• _Exercise details_
Leave out any picture and return the remaining listing below exactly as given.

• _Supplied material_
◇ ◇ ◇ ◇ ◇ ◇ ◇
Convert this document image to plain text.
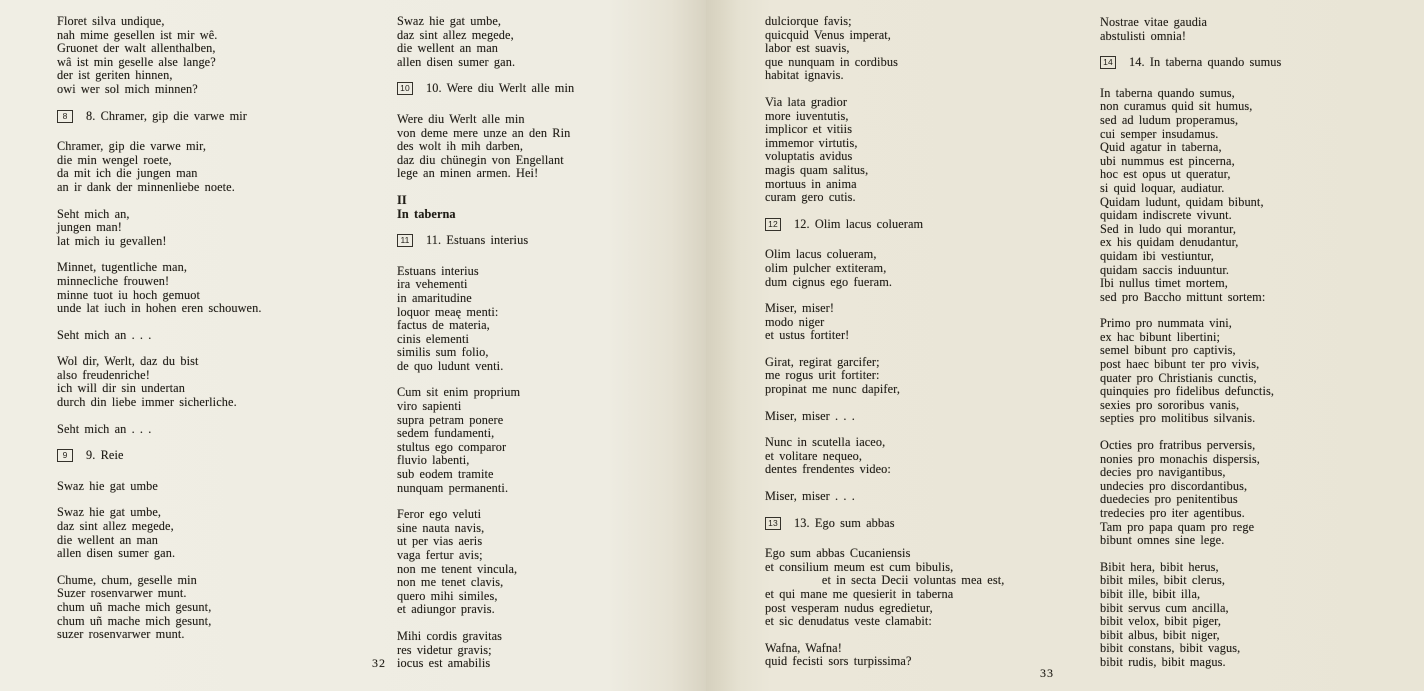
Floret silva undique,
nah mime gesellen ist mir wê.
Gruonet der walt allenthalben,
wâ ist min geselle alse lange?
der ist geriten hinnen,
owi wer sol mich minnen?
8 8. Chramer, gip die varwe mir
Chramer, gip die varwe mir,
die min wengel roete,
da mit ich die jungen man
an ir dank der minnenliebe noete.
Seht mich an,
jungen man!
lat mich iu gevallen!
Minnet, tugentliche man,
minnecliche frouwen!
minne tuot iu hoch gemuot
unde lat iuch in hohen eren schouwen.
Seht mich an . . .
Wol dir, Werlt, daz du bist
also freudenriche!
ich will dir sin undertan
durch din liebe immer sicherliche.
Seht mich an . . .
9 9. Reie
Swaz hie gat umbe
Swaz hie gat umbe,
daz sint allez megede,
die wellent an man
allen disen sumer gan.
Chume, chum, geselle min
Suzer rosenvarwer munt.
chum uñ mache mich gesunt,
chum uñ mache mich gesunt,
suzer rosenvarwer munt.
Swaz hie gat umbe,
daz sint allez megede,
die wellent an man
allen disen sumer gan.
10 10. Were diu Werlt alle min
Were diu Werlt alle min
von deme mere unze an den Rin
des wolt ih mih darben,
daz diu chünegin von Engellant
lege an minen armen. Hei!
II
In taberna
11 11. Estuans interius
Estuans interius
ira vehementi
in amaritudine
loquor meaę menti:
factus de materia,
cinis elementi
similis sum folio,
de quo ludunt venti.
Cum sit enim proprium
viro sapienti
supra petram ponere
sedem fundamenti,
stultus ego comparor
fluvio labenti,
sub eodem tramite
nunquam permanenti.
Feror ego veluti
sine nauta navis,
ut per vias aeris
vaga fertur avis;
non me tenent vincula,
non me tenet clavis,
quero mihi similes,
et adiungor pravis.
Mihi cordis gravitas
res videtur gravis;
iocus est amabilis
dulciorque favis;
quicquid Venus imperat,
labor est suavis,
que nunquam in cordibus
habitat ignavis.
Via lata gradior
more iuventutis,
implicor et vitiis
immemor virtutis,
voluptatis avidus
magis quam salitus,
mortuus in anima
curam gero cutis.
12 12. Olim lacus colueram
Olim lacus colueram,
olim pulcher extiteram,
dum cignus ego fueram.
Miser, miser!
modo niger
et ustus fortiter!
Girat, regirat garcifer;
me rogus urit fortiter:
propinat me nunc dapifer,
Miser, miser . . .
Nunc in scutella iaceo,
et volitare nequeo,
dentes frendentes video:
Miser, miser . . .
13 13. Ego sum abbas
Ego sum abbas Cucaniensis
et consilium meum est cum bibulis,
et in secta Decii voluntas mea est,
et qui mane me quesierit in taberna
post vesperam nudus egredietur,
et sic denudatus veste clamabit:
Wafna, Wafna!
quid fecisti sors turpissima?
Nostrae vitae gaudia
abstulisti omnia!
14 14. In taberna quando sumus
In taberna quando sumus,
non curamus quid sit humus,
sed ad ludum properamus,
cui semper insudamus.
Quid agatur in taberna,
ubi nummus est pincerna,
hoc est opus ut queratur,
si quid loquar, audiatur.
Quidam ludunt, quidam bibunt,
quidam indiscrete vivunt.
Sed in ludo qui morantur,
ex his quidam denudantur,
quidam ibi vestiuntur,
quidam saccis induuntur.
Ibi nullus timet mortem,
sed pro Baccho mittunt sortem:
Primo pro nummata vini,
ex hac bibunt libertini;
semel bibunt pro captivis,
post haec bibunt ter pro vivis,
quater pro Christianis cunctis,
quinquies pro fidelibus defunctis,
sexies pro sororibus vanis,
septies pro molitibus silvanis.
Octies pro fratribus perversis,
nonies pro monachis dispersis,
decies pro navigantibus,
undecies pro discordantibus,
duedecies pro penitentibus
tredecies pro iter agentibus.
Tam pro papa quam pro rege
bibunt omnes sine lege.
Bibit hera, bibit herus,
bibit miles, bibit clerus,
bibit ille, bibit illa,
bibit servus cum ancilla,
bibit velox, bibit piger,
bibit albus, bibit niger,
bibit constans, bibit vagus,
bibit rudis, bibit magus.
32
33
◇ ◇ ◇ ◇ ◇ ◇ ◇
• _Correct result_
Convert this document image to plain text.
Floret silva undique,
nah mime gesellen ist mir wê.
Gruonet der walt allenthalben,
wâ ist min geselle alse lange?
der ist geriten hinnen,
owi wer sol mich minnen?
8 8. Chramer, gip die varwe mir
Chramer, gip die varwe mir,
die min wengel roete,
da mit ich die jungen man
an ir dank der minnenliebe noete.
Seht mich an,
jungen man!
lat mich iu gevallen!
Minnet, tugentliche man,
minnecliche frouwen!
minne tuot iu hoch gemuot
unde lat iuch in hohen eren schouwen.
Seht mich an . . .
Wol dir, Werlt, daz du bist
also freudenriche!
ich will dir sin undertan
durch din liebe immer sicherliche.
Seht mich an . . .
9 9. Reie
Swaz hie gat umbe
Swaz hie gat umbe,
daz sint allez megede,
die wellent an man
allen disen sumer gan.
Chume, chum, geselle min
Suzer rosenvarwer munt.
chum uñ mache mich gesunt,
chum uñ mache mich gesunt,
suzer rosenvarwer munt.
Swaz hie gat umbe,
daz sint allez megede,
die wellent an man
allen disen sumer gan.
10 10. Were diu Werlt alle min
Were diu Werlt alle min
von deme mere unze an den Rin
des wolt ih mih darben,
daz diu chünegin von Engellant
lege an minen armen. Hei!
II
In taberna
11 11. Estuans interius
Estuans interius
ira vehementi
in amaritudine
loquor meaę menti:
factus de materia,
cinis elementi
similis sum folio,
de quo ludunt venti.
Cum sit enim proprium
viro sapienti
supra petram ponere
sedem fundamenti,
stultus ego comparor
fluvio labenti,
sub eodem tramite
nunquam permanenti.
Feror ego veluti
sine nauta navis,
ut per vias aeris
vaga fertur avis;
non me tenent vincula,
non me tenet clavis,
quero mihi similes,
et adiungor pravis.
Mihi cordis gravitas
res videtur gravis;
iocus est amabilis
dulciorque favis;
quicquid Venus imperat,
labor est suavis,
que nunquam in cordibus
habitat ignavis.
Via lata gradior
more iuventutis,
implicor et vitiis
immemor virtutis,
voluptatis avidus
magis quam salitus,
mortuus in anima
curam gero cutis.
12 12. Olim lacus colueram
Olim lacus colueram,
olim pulcher extiteram,
dum cignus ego fueram.
Miser, miser!
modo niger
et ustus fortiter!
Girat, regirat garcifer;
me rogus urit fortiter:
propinat me nunc dapifer,
Miser, miser . . .
Nunc in scutella iaceo,
et volitare nequeo,
dentes frendentes video:
Miser, miser . . .
13 13. Ego sum abbas
Ego sum abbas Cucaniensis
et consilium meum est cum bibulis,
et in secta Decii voluntas mea est,
et qui mane me quesierit in taberna
post vesperam nudus egredietur,
et sic denudatus veste clamabit:
Wafna, Wafna!
quid fecisti sors turpissima?
Nostrae vitae gaudia
abstulisti omnia!
14 14. In taberna quando sumus
In taberna quando sumus,
non curamus quid sit humus,
sed ad ludum properamus,
cui semper insudamus.
Quid agatur in taberna,
ubi nummus est pincerna,
hoc est opus ut queratur,
si quid loquar, audiatur.
Quidam ludunt, quidam bibunt,
quidam indiscrete vivunt.
Sed in ludo qui morantur,
ex his quidam denudantur,
quidam ibi vestiuntur,
quidam saccis induuntur.
Ibi nullus timet mortem,
sed pro Baccho mittunt sortem:
Primo pro nummata vini,
ex hac bibunt libertini;
semel bibunt pro captivis,
post haec bibunt ter pro vivis,
quater pro Christianis cunctis,
quinquies pro fidelibus defunctis,
sexies pro sororibus vanis,
septies pro molitibus silvanis.
Octies pro fratribus perversis,
nonies pro monachis dispersis,
decies pro navigantibus,
undecies pro discordantibus,
duedecies pro penitentibus
tredecies pro iter agentibus.
Tam pro papa quam pro rege
bibunt omnes sine lege.
Bibit hera, bibit herus,
bibit miles, bibit clerus,
bibit ille, bibit illa,
bibit servus cum ancilla,
bibit velox, bibit piger,
bibit albus, bibit niger,
bibit constans, bibit vagus,
bibit rudis, bibit magus.
32
33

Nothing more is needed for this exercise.